## Exercise requirements
Transcribe each of the entries below exactly as they appear, character for character, and omit the pictures from your transcription.

===============

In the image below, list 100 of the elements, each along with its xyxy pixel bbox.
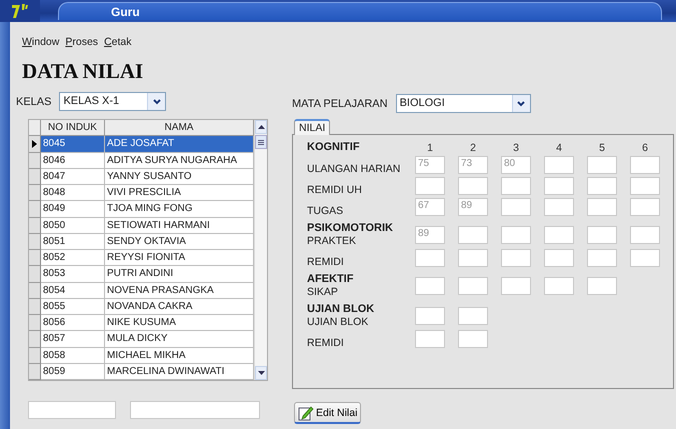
score-field[interactable] <box>630 226 660 244</box>
column-number: 6 <box>641 142 649 154</box>
scroll-down-icon <box>258 371 264 375</box>
table-cell: REYYSI FIONITA <box>105 250 254 266</box>
row-selector[interactable] <box>29 136 41 152</box>
score-field[interactable] <box>587 276 617 294</box>
window-title: Guru <box>111 4 140 18</box>
row-label: ULANGAN HARIAN <box>307 163 402 175</box>
score-field[interactable] <box>415 330 445 348</box>
menu-item[interactable]: Window <box>22 36 60 48</box>
edit-button[interactable]: Edit Nilai <box>294 402 362 424</box>
table-cell: 8054 <box>41 282 105 299</box>
input-field[interactable] <box>28 401 116 419</box>
score-field[interactable] <box>458 330 488 348</box>
score-field[interactable] <box>415 276 445 294</box>
section-heading: UJIAN BLOK <box>307 303 374 316</box>
score-field[interactable] <box>501 198 531 216</box>
score-field[interactable] <box>630 176 660 194</box>
chevron-down-icon <box>517 100 526 106</box>
row-label: TUGAS <box>307 205 344 217</box>
section-heading: KOGNITIF <box>307 141 361 154</box>
table-cell: 8051 <box>41 234 105 250</box>
score-field[interactable] <box>587 248 617 266</box>
score-field[interactable] <box>544 198 574 216</box>
table-cell: 8058 <box>41 348 105 364</box>
table-cell: 8056 <box>41 315 105 332</box>
table-cell: NOVANDA CAKRA <box>105 298 254 315</box>
table-cell: MICHAEL MIKHA <box>105 348 254 364</box>
score-field[interactable] <box>544 226 574 244</box>
table-cell: 8047 <box>41 168 105 185</box>
score-field[interactable] <box>458 306 488 324</box>
table-cell: PUTRI ANDINI <box>105 266 254 282</box>
score-field[interactable] <box>501 226 531 244</box>
column-number: 3 <box>512 142 520 154</box>
score-field[interactable] <box>587 226 617 244</box>
grid-corner <box>29 120 41 136</box>
chevron-down-icon <box>152 98 161 104</box>
score-field[interactable] <box>587 156 617 174</box>
section-heading: PSIKOMOTORIK <box>307 222 393 235</box>
edit-note-icon <box>298 404 314 420</box>
table-cell: 8045 <box>41 136 105 152</box>
table-cell: 8048 <box>41 185 105 202</box>
score-field[interactable] <box>544 176 574 194</box>
current-row-icon <box>32 140 37 148</box>
score-field[interactable] <box>458 276 488 294</box>
table-cell: 8052 <box>41 250 105 266</box>
row-label: REMIDI <box>307 256 345 268</box>
menu-item[interactable]: Proses <box>65 36 98 48</box>
score-field[interactable] <box>630 156 660 174</box>
table-cell: YANNY SUSANTO <box>105 168 254 185</box>
table-cell: 8059 <box>41 364 105 380</box>
page-title: DATA NILAI <box>21 58 144 84</box>
scrollbar[interactable] <box>254 120 267 380</box>
score-field[interactable] <box>415 306 445 324</box>
table-cell: ADE JOSAFAT <box>105 136 254 152</box>
dropdown[interactable]: KELAS X-1 <box>59 92 166 111</box>
table-cell: SETIOWATI HARMANI <box>105 218 254 234</box>
score-field[interactable] <box>501 276 531 294</box>
column-number: 2 <box>469 142 477 154</box>
score-field[interactable] <box>415 248 445 266</box>
column-number: 1 <box>426 142 434 154</box>
table-cell: 8050 <box>41 218 105 234</box>
table-cell: 8046 <box>41 152 105 169</box>
table-cell: NOVENA PRASANGKA <box>105 282 254 299</box>
row-label: SIKAP <box>307 286 339 298</box>
table-cell: 8057 <box>41 331 105 348</box>
score-field[interactable] <box>458 248 488 266</box>
column-header[interactable]: NAMA <box>105 120 254 136</box>
section-heading: AFEKTIF <box>307 273 354 286</box>
score-field[interactable] <box>587 198 617 216</box>
score-field[interactable] <box>544 248 574 266</box>
score-field[interactable] <box>458 226 488 244</box>
score-field[interactable] <box>415 176 445 194</box>
table-cell: 8055 <box>41 298 105 315</box>
row-label: REMIDI UH <box>307 184 363 196</box>
table-cell: 8049 <box>41 201 105 218</box>
score-field[interactable] <box>458 176 488 194</box>
column-number: 5 <box>598 142 606 154</box>
score-field[interactable] <box>630 198 660 216</box>
table-cell: SENDY OKTAVIA <box>105 234 254 250</box>
app-logo-icon <box>11 3 29 19</box>
field-label: KELAS <box>16 96 52 108</box>
dropdown[interactable]: BIOLOGI <box>396 94 531 113</box>
tab[interactable]: NILAI <box>294 119 330 135</box>
score-field[interactable] <box>544 276 574 294</box>
score-field[interactable] <box>501 248 531 266</box>
score-field[interactable] <box>501 176 531 194</box>
score-field[interactable] <box>544 156 574 174</box>
table-cell: ADITYA SURYA NUGARAHA <box>105 152 254 169</box>
row-label: PRAKTEK <box>307 235 358 247</box>
score-field[interactable] <box>587 176 617 194</box>
scroll-up-icon <box>258 125 264 129</box>
table-cell: MARCELINA DWINAWATI <box>105 364 254 380</box>
column-header[interactable]: NO INDUK <box>41 120 105 136</box>
menu-item[interactable]: Cetak <box>104 36 132 48</box>
row-label: REMIDI <box>307 337 345 349</box>
grip-icon <box>258 140 264 144</box>
column-number: 4 <box>555 142 563 154</box>
score-field[interactable] <box>630 248 660 266</box>
input-field[interactable] <box>130 401 260 419</box>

===============

## Answer in full
In the image below, list 100 of the elements, each along with its xyxy pixel bbox.
score-field[interactable] <box>630 226 660 244</box>
column-number: 6 <box>641 142 649 154</box>
scroll-down-icon <box>258 371 264 375</box>
table-cell: REYYSI FIONITA <box>105 250 254 266</box>
row-selector[interactable] <box>29 136 41 152</box>
score-field[interactable] <box>587 276 617 294</box>
window-title: Guru <box>111 4 140 18</box>
row-label: ULANGAN HARIAN <box>307 163 402 175</box>
score-field[interactable] <box>415 330 445 348</box>
menu-item[interactable]: Window <box>22 36 60 48</box>
edit-button[interactable]: Edit Nilai <box>294 402 362 424</box>
table-cell: 8054 <box>41 282 105 299</box>
input-field[interactable] <box>28 401 116 419</box>
score-field[interactable] <box>458 330 488 348</box>
score-field[interactable] <box>415 276 445 294</box>
section-heading: UJIAN BLOK <box>307 303 374 316</box>
score-field[interactable] <box>501 198 531 216</box>
score-field[interactable] <box>630 176 660 194</box>
chevron-down-icon <box>517 100 526 106</box>
row-label: TUGAS <box>307 205 344 217</box>
section-heading: KOGNITIF <box>307 141 361 154</box>
table-cell: 8051 <box>41 234 105 250</box>
score-field[interactable] <box>587 248 617 266</box>
score-field[interactable] <box>544 198 574 216</box>
table-cell: 8058 <box>41 348 105 364</box>
table-cell: 8056 <box>41 315 105 332</box>
table-cell: NOVANDA CAKRA <box>105 298 254 315</box>
table-cell: MICHAEL MIKHA <box>105 348 254 364</box>
score-field[interactable] <box>544 226 574 244</box>
table-cell: 8047 <box>41 168 105 185</box>
score-field[interactable] <box>458 306 488 324</box>
table-cell: PUTRI ANDINI <box>105 266 254 282</box>
score-field[interactable] <box>501 226 531 244</box>
column-number: 3 <box>512 142 520 154</box>
score-field[interactable] <box>587 226 617 244</box>
grid-corner <box>29 120 41 136</box>
chevron-down-icon <box>152 98 161 104</box>
score-field[interactable] <box>587 156 617 174</box>
section-heading: PSIKOMOTORIK <box>307 222 393 235</box>
edit-note-icon <box>298 404 314 420</box>
table-cell: 8045 <box>41 136 105 152</box>
table-cell: 8048 <box>41 185 105 202</box>
score-field[interactable] <box>544 176 574 194</box>
current-row-icon <box>32 140 37 148</box>
score-field[interactable] <box>458 276 488 294</box>
table-cell: 8052 <box>41 250 105 266</box>
row-label: REMIDI <box>307 256 345 268</box>
menu-item[interactable]: Proses <box>65 36 98 48</box>
score-field[interactable] <box>630 156 660 174</box>
table-cell: YANNY SUSANTO <box>105 168 254 185</box>
table-cell: 8059 <box>41 364 105 380</box>
page-title: DATA NILAI <box>21 58 144 84</box>
scrollbar[interactable] <box>254 120 267 380</box>
score-field[interactable] <box>415 306 445 324</box>
table-cell: ADE JOSAFAT <box>105 136 254 152</box>
dropdown[interactable]: KELAS X-1 <box>59 92 166 111</box>
table-cell: SETIOWATI HARMANI <box>105 218 254 234</box>
score-field[interactable] <box>501 276 531 294</box>
column-number: 2 <box>469 142 477 154</box>
score-field[interactable] <box>415 248 445 266</box>
column-number: 1 <box>426 142 434 154</box>
table-cell: 8050 <box>41 218 105 234</box>
table-cell: 8046 <box>41 152 105 169</box>
table-cell: NOVENA PRASANGKA <box>105 282 254 299</box>
row-label: SIKAP <box>307 286 339 298</box>
table-cell: 8057 <box>41 331 105 348</box>
score-field[interactable] <box>458 248 488 266</box>
column-header[interactable]: NAMA <box>105 120 254 136</box>
section-heading: AFEKTIF <box>307 273 354 286</box>
score-field[interactable] <box>587 198 617 216</box>
score-field[interactable] <box>544 248 574 266</box>
score-field[interactable] <box>458 226 488 244</box>
score-field[interactable] <box>415 176 445 194</box>
table-cell: 8055 <box>41 298 105 315</box>
row-label: REMIDI UH <box>307 184 363 196</box>
table-cell: 8049 <box>41 201 105 218</box>
score-field[interactable] <box>458 176 488 194</box>
column-number: 5 <box>598 142 606 154</box>
score-field[interactable] <box>630 198 660 216</box>
table-cell: SENDY OKTAVIA <box>105 234 254 250</box>
app-logo-icon <box>11 3 29 19</box>
field-label: KELAS <box>16 96 52 108</box>
dropdown[interactable]: BIOLOGI <box>396 94 531 113</box>
tab[interactable]: NILAI <box>294 119 330 135</box>
score-field[interactable] <box>544 276 574 294</box>
score-field[interactable] <box>501 248 531 266</box>
score-field[interactable] <box>501 176 531 194</box>
score-field[interactable] <box>544 156 574 174</box>
table-cell: ADITYA SURYA NUGARAHA <box>105 152 254 169</box>
row-label: PRAKTEK <box>307 235 358 247</box>
score-field[interactable] <box>587 176 617 194</box>
scroll-up-icon <box>258 125 264 129</box>
table-cell: MARCELINA DWINAWATI <box>105 364 254 380</box>
column-header[interactable]: NO INDUK <box>41 120 105 136</box>
menu-item[interactable]: Cetak <box>104 36 132 48</box>
row-label: REMIDI <box>307 337 345 349</box>
grip-icon <box>258 140 264 144</box>
column-number: 4 <box>555 142 563 154</box>
score-field[interactable] <box>630 248 660 266</box>
input-field[interactable] <box>130 401 260 419</box>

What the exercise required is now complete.